> **Problem statement**: Copy the entries below word for word, from the first line up to and including the line with "rtqpcr-value: - [833,1224,839,1245]".

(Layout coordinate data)

____________

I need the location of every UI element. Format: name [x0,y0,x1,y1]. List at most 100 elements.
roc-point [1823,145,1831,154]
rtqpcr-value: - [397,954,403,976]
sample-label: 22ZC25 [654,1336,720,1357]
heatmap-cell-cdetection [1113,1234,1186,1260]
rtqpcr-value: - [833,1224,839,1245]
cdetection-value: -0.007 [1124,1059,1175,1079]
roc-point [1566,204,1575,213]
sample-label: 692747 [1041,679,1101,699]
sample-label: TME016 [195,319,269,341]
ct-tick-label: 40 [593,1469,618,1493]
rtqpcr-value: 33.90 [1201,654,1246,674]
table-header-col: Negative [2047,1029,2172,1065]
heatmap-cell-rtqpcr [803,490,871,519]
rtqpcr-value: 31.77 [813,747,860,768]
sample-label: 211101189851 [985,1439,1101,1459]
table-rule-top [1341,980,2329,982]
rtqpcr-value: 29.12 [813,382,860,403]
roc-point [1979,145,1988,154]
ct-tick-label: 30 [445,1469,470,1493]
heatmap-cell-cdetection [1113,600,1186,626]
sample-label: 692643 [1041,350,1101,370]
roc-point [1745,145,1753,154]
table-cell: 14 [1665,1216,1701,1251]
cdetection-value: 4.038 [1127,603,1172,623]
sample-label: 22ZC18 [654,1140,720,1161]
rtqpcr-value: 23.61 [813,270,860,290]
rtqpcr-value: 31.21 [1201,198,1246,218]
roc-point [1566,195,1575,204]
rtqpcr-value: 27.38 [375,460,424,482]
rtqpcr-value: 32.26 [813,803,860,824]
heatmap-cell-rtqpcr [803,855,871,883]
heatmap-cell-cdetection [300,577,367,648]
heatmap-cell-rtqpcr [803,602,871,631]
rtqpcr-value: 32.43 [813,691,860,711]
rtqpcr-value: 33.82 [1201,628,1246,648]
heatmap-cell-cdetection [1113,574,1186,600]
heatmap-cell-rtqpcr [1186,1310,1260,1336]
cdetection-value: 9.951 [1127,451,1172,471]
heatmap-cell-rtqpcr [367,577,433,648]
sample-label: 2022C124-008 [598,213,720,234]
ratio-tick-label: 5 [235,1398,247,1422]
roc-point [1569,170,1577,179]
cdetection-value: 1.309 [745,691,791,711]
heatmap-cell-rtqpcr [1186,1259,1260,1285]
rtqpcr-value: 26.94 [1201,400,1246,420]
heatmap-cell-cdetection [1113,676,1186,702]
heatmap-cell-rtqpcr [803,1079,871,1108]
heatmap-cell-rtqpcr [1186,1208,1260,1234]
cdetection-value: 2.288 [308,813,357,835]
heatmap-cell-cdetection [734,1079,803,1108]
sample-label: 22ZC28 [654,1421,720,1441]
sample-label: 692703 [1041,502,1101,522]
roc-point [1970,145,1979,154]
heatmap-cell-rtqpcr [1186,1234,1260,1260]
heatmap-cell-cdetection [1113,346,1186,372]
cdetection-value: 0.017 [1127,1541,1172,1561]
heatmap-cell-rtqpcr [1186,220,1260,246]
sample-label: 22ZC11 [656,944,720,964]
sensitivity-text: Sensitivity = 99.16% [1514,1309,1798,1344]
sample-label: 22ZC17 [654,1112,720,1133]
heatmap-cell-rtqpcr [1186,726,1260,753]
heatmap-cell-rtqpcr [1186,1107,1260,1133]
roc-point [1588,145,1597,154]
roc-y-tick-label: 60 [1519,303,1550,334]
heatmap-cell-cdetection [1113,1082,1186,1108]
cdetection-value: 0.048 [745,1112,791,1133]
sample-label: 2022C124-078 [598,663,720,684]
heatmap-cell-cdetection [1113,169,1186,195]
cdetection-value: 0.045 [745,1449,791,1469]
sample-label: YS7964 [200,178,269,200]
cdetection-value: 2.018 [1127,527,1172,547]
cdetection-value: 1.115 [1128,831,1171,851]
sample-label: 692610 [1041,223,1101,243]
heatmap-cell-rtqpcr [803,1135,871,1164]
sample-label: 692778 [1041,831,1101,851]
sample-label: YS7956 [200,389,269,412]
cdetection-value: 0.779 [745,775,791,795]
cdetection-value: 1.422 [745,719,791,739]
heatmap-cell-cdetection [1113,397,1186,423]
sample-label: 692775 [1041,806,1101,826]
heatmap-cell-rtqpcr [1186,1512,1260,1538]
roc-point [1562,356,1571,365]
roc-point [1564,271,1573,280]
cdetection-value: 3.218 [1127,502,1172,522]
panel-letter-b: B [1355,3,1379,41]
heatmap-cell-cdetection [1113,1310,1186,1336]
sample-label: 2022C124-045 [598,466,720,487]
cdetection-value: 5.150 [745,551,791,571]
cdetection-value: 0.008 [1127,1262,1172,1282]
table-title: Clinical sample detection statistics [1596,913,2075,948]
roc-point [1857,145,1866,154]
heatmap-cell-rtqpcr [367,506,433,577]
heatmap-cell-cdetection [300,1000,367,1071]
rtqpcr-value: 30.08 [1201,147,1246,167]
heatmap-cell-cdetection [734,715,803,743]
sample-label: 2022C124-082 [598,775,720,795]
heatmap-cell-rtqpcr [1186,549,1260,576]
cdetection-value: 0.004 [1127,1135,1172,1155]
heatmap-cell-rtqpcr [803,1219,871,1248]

____________

> **Expected output**:
I need the location of every UI element. Format: name [x0,y0,x1,y1]. List at most 100 elements.
roc-point [1823,145,1831,154]
rtqpcr-value: - [397,954,403,976]
sample-label: 22ZC25 [654,1336,720,1357]
heatmap-cell-cdetection [1113,1234,1186,1260]
rtqpcr-value: - [833,1224,839,1245]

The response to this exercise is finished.